▶ [EXERCISE DIRECTIONS]: Extract each line containing the string "بورس".

◆ ◆ ◆

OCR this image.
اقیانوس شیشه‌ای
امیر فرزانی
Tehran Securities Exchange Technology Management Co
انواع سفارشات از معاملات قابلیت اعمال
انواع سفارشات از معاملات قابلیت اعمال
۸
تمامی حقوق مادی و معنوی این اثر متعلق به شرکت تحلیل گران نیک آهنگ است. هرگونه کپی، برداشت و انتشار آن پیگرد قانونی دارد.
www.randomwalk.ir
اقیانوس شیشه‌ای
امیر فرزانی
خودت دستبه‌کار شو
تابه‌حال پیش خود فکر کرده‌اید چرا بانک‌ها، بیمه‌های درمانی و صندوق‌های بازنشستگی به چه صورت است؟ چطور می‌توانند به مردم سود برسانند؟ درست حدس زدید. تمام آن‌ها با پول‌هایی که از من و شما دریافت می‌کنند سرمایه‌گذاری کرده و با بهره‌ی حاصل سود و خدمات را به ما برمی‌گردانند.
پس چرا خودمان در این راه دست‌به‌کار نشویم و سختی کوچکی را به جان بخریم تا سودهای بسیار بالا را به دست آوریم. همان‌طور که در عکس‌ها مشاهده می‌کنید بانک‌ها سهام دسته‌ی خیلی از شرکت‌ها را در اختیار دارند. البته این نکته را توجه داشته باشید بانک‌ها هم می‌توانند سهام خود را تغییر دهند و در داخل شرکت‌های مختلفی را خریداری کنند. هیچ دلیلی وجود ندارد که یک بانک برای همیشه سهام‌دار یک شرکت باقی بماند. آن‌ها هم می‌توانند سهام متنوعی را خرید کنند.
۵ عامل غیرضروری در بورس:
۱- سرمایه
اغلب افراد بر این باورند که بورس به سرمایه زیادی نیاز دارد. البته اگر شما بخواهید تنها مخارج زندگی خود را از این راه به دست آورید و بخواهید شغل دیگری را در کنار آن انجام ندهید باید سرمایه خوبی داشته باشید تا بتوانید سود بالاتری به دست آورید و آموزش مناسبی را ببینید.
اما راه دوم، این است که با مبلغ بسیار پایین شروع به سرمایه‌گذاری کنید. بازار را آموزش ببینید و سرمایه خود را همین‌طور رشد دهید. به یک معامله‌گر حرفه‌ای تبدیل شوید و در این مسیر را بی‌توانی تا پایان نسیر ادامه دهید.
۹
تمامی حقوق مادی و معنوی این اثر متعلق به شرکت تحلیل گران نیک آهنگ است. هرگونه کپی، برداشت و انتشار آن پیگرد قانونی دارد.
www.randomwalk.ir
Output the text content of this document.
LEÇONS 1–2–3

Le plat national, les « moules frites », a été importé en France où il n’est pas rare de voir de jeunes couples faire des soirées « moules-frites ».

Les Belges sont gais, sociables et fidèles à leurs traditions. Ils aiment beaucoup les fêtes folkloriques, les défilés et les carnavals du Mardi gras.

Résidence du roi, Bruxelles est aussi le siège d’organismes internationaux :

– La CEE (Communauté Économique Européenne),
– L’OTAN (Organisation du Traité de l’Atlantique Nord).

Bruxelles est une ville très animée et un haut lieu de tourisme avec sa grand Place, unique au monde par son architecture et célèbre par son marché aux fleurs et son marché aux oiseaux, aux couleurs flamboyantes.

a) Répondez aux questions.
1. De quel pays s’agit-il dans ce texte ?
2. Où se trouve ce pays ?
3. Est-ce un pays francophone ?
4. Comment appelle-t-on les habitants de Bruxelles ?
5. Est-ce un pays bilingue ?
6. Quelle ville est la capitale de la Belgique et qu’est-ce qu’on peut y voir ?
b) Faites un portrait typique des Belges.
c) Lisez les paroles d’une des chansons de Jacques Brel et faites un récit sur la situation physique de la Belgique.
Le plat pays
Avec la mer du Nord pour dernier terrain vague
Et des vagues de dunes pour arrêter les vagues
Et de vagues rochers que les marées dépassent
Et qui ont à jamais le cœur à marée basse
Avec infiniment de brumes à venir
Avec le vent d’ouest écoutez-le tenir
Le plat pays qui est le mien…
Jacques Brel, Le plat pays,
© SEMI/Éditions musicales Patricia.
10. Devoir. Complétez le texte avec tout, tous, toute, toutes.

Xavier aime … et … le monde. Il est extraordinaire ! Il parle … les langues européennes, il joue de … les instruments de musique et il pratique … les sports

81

◆ ◆ ◆

▶ [ANSWER TO THE PROBLEM]:
۵ عامل غیرضروری در بورس:
اغلب افراد بر این باورند که بورس به سرمایه زیادی نیاز دارد. البته اگر شما بخواهید تنها مخارج زندگی خود را از این راه به دست آورید و بخواهید شغل دیگری را در کنار آن انجام ندهید باید سرمایه خوبی داشته باشید تا بتوانید سود بالاتری به دست آورید و آموزش مناسبی را ببینید.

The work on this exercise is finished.